**RAW RECORDS**
════════

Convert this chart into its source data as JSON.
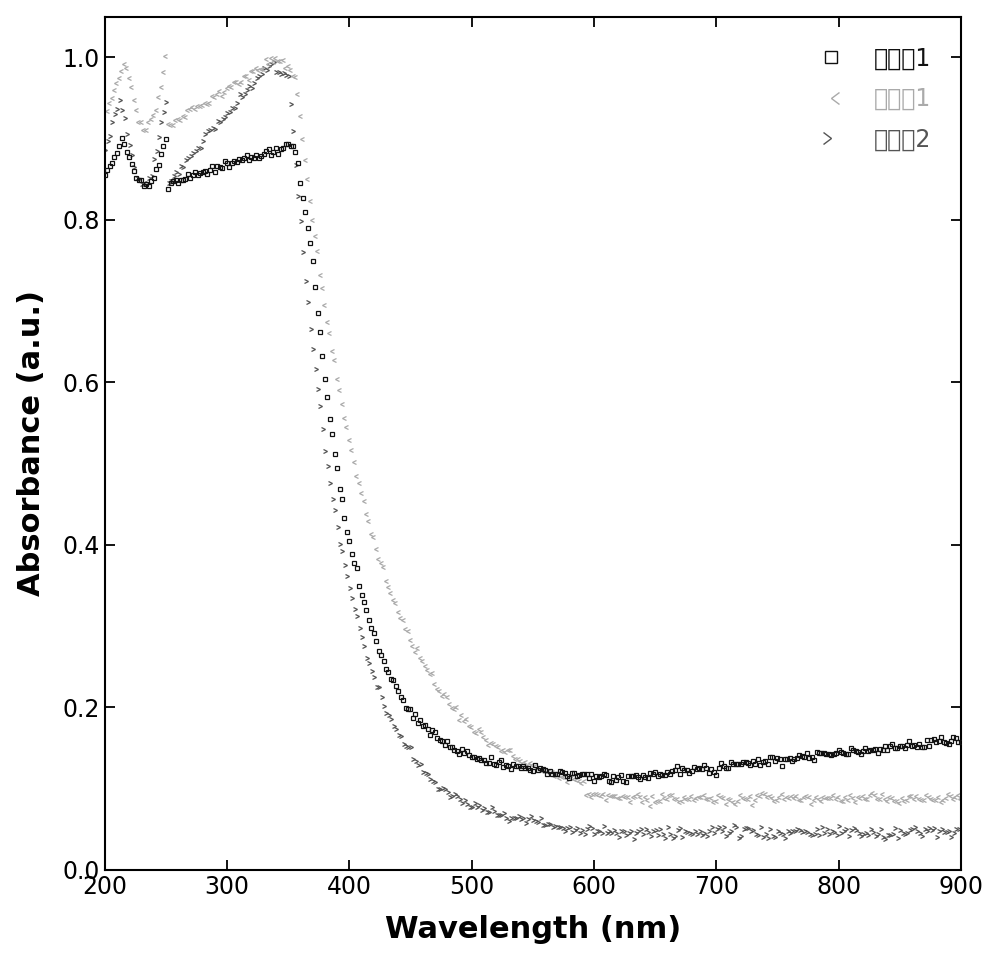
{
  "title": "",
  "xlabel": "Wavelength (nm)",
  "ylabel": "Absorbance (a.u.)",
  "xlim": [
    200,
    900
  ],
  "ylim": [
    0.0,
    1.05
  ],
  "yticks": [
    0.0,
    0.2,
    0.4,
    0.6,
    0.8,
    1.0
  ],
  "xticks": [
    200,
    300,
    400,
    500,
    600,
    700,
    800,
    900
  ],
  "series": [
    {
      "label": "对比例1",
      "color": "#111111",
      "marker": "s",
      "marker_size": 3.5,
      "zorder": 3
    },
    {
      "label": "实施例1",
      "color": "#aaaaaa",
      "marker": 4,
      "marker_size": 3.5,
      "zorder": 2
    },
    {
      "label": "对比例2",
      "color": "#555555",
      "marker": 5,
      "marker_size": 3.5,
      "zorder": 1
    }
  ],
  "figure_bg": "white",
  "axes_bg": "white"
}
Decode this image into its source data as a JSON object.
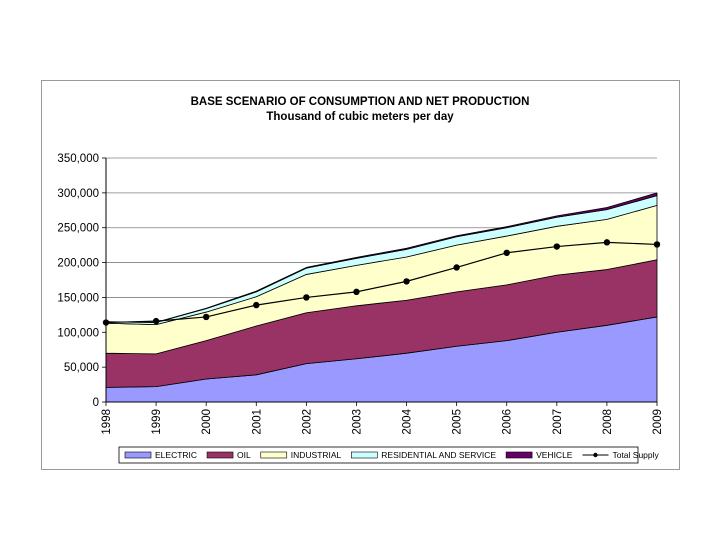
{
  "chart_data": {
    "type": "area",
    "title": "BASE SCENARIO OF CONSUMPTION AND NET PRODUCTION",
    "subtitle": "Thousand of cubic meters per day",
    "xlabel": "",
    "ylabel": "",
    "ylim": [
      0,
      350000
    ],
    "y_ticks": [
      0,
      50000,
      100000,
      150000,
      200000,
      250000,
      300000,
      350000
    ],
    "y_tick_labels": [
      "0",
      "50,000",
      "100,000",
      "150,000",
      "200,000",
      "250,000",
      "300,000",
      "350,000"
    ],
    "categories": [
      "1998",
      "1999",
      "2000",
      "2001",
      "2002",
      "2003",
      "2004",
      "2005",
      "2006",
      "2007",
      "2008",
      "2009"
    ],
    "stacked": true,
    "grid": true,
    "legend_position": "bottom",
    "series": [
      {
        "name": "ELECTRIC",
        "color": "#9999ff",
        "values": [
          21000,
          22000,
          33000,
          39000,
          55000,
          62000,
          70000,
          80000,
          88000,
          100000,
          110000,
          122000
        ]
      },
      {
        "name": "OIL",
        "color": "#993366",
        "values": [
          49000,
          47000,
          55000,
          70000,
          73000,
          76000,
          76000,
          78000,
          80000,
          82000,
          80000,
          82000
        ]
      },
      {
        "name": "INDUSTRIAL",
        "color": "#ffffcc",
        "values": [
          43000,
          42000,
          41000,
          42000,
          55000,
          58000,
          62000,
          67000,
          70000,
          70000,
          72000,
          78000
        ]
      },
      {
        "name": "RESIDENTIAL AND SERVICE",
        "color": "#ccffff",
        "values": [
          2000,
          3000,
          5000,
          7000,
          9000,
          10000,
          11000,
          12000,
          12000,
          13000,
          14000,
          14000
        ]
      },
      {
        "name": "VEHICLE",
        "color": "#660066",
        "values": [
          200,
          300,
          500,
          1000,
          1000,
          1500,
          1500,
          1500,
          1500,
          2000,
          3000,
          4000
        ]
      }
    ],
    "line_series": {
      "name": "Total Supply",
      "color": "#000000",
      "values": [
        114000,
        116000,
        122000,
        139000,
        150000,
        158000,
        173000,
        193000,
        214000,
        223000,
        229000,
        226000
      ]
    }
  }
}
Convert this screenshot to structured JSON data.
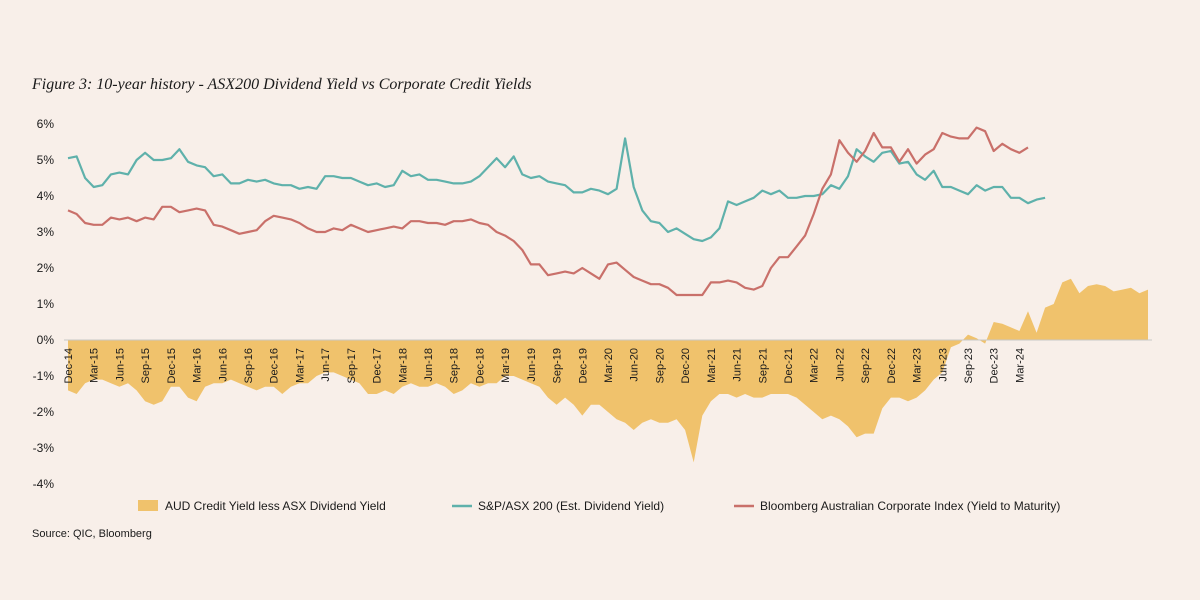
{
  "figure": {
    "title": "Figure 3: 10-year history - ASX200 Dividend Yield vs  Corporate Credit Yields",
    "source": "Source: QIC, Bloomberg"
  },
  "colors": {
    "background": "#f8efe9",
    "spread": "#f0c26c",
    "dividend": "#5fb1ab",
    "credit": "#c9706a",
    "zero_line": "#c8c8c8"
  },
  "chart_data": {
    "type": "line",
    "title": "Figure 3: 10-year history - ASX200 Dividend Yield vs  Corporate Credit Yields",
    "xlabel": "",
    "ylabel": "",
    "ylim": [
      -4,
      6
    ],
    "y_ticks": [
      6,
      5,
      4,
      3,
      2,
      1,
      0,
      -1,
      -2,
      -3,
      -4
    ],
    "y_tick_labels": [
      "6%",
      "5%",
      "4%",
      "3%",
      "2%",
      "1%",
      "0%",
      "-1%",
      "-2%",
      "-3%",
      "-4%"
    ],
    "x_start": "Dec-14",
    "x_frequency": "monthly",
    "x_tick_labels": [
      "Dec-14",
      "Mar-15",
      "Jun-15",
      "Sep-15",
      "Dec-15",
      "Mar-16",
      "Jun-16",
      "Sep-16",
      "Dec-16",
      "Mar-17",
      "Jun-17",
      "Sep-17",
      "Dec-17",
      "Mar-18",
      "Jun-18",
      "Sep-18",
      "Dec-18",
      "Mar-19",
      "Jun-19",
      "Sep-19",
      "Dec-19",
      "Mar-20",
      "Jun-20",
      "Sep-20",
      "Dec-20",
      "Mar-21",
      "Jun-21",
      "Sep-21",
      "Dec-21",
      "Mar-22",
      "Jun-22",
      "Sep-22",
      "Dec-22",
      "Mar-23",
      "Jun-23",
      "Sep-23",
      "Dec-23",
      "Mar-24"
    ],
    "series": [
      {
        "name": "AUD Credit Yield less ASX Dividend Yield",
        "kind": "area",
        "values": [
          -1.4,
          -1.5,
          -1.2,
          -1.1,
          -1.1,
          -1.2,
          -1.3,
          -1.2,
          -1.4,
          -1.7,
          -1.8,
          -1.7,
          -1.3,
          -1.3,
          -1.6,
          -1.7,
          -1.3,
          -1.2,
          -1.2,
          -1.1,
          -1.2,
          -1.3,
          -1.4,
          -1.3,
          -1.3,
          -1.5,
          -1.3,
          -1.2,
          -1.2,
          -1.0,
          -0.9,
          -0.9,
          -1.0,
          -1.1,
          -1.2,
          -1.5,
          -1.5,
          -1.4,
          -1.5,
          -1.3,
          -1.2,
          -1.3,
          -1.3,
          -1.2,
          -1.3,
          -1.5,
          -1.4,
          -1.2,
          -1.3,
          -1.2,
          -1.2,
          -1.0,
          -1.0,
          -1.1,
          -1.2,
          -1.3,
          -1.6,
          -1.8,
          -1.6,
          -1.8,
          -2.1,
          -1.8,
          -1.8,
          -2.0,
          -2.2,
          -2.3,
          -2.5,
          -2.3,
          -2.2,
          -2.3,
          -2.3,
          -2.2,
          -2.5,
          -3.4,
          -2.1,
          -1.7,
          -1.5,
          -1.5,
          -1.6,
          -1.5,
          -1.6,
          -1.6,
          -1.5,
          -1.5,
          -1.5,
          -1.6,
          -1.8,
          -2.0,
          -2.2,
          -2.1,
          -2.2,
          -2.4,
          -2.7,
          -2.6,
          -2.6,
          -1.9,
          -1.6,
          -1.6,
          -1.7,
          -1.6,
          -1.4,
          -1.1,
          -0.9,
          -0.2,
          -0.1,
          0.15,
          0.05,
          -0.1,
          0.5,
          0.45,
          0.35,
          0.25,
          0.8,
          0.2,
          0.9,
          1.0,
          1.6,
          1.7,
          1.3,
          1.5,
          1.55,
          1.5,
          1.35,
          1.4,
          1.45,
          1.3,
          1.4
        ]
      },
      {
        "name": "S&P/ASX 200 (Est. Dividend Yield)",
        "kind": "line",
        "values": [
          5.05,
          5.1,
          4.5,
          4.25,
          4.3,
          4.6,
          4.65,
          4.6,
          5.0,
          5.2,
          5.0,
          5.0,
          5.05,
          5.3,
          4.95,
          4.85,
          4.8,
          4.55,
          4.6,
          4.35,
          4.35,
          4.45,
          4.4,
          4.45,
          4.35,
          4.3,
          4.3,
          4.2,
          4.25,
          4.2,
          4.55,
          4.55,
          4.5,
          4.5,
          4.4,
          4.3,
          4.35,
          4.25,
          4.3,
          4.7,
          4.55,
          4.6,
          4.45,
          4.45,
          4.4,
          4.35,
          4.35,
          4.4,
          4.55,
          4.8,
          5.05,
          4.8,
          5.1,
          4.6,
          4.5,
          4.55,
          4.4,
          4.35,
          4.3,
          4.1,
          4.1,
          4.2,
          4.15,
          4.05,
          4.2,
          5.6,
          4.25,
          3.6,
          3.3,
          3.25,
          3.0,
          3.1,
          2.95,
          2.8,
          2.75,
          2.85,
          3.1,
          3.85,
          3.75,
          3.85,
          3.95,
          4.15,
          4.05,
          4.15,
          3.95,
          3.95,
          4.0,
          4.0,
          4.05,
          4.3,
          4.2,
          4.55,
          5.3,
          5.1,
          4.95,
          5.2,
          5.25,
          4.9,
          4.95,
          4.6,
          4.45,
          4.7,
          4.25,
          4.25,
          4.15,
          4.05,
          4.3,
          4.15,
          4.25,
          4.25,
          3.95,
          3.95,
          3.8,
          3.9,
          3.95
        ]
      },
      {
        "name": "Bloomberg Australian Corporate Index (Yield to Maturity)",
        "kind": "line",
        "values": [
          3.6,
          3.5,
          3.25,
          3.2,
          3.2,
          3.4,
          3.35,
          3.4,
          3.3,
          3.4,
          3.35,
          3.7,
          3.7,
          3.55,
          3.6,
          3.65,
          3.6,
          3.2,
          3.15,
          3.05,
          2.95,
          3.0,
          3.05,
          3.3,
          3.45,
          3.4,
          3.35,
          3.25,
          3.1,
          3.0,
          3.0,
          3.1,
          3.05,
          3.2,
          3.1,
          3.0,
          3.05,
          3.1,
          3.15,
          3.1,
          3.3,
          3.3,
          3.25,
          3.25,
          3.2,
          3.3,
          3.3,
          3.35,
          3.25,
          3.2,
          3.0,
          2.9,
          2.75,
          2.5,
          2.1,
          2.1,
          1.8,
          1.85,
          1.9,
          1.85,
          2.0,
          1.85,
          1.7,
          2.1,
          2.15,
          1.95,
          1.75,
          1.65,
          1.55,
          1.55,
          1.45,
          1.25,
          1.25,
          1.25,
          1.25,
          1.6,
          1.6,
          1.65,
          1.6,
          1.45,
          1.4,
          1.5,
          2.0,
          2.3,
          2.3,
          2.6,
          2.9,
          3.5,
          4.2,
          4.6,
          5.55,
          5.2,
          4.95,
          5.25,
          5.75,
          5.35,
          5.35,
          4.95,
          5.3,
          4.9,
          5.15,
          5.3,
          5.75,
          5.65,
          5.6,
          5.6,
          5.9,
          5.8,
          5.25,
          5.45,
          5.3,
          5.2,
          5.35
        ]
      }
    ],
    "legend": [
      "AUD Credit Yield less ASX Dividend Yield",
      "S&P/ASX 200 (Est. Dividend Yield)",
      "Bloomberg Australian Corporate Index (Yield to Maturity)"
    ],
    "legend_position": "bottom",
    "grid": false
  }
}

════════

**TASK**
Check each line above for the string "name", then copy the ones that have it.

**SOLUTION FOR THIS TASK**
        "name": "ELECTRIC",
        "name": "OIL",
        "name": "INDUSTRIAL",
        "name": "RESIDENTIAL AND SERVICE",
        "name": "VEHICLE",
      "name": "Total Supply",
        "name": "AUD Credit Yield less ASX Dividend Yield",
        "name": "S&P/ASX 200 (Est. Dividend Yield)",
        "name": "Bloomberg Australian Corporate Index (Yield to Maturity)",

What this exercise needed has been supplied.